▶ **Written task**
Render the listing as a JSON list of strings, one string per line with blank lines omitted, covering everything from the start down to the line containing "tab-close-icon[interactable]: ✕ <box>246", inclusive.

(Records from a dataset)

..........

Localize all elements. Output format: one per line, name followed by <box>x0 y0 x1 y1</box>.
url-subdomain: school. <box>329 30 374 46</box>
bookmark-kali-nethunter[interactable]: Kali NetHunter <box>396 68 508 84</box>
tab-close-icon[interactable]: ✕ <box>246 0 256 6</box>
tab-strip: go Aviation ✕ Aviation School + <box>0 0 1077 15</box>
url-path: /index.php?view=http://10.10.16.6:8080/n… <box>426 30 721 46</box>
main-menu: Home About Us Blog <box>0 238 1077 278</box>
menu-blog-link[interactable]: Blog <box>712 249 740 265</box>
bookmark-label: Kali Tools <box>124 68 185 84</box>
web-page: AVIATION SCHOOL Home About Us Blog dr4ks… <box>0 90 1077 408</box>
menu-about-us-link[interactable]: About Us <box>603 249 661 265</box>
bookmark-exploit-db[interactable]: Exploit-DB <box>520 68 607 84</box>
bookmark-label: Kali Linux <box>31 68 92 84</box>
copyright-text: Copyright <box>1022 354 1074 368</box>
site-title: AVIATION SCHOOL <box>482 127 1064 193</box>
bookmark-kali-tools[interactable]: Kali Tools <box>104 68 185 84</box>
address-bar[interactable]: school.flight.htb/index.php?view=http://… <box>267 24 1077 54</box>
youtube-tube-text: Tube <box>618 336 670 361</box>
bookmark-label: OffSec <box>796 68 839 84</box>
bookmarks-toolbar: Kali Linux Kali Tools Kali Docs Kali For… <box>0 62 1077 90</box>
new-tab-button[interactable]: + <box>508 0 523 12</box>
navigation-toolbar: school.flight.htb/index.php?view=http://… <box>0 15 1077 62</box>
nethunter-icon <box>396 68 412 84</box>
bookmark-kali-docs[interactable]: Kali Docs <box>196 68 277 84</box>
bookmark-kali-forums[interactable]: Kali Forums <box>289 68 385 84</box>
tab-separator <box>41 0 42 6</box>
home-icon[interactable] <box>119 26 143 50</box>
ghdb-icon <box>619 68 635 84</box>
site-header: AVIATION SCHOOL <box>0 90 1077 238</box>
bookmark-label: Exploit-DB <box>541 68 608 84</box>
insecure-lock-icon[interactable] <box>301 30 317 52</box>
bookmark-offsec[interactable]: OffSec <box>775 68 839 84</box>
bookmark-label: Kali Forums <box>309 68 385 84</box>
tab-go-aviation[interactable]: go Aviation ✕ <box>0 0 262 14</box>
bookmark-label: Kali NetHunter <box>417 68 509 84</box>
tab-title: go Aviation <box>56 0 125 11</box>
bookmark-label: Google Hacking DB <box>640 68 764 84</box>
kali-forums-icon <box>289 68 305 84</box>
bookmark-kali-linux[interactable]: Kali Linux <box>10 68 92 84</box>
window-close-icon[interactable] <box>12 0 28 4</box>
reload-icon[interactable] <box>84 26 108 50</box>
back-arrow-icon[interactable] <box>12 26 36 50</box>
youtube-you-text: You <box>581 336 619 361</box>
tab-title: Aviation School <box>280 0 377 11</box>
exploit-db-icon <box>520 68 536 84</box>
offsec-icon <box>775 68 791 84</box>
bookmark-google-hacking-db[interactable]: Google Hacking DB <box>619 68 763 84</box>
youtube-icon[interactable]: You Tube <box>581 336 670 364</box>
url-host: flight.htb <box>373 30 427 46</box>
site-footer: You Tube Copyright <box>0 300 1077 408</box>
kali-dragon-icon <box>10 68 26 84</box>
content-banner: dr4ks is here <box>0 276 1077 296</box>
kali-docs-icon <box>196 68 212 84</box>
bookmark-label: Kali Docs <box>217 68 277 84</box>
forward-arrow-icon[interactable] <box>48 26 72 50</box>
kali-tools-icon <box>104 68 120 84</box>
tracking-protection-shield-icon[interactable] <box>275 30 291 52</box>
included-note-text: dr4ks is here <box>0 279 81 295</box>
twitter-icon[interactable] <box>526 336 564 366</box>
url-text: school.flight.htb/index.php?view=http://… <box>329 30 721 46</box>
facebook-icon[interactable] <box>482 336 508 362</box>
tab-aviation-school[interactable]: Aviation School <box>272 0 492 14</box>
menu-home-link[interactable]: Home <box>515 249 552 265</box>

..........

▶ **Task answer**
[
  "Localize all elements. Output format: one per line, name followed by <box>x0 y0 x1 y1</box>.",
  "url-subdomain: school. <box>329 30 374 46</box>",
  "bookmark-kali-nethunter[interactable]: Kali NetHunter <box>396 68 508 84</box>",
  "tab-close-icon[interactable]: ✕ <box>246 0 256 6</box>"
]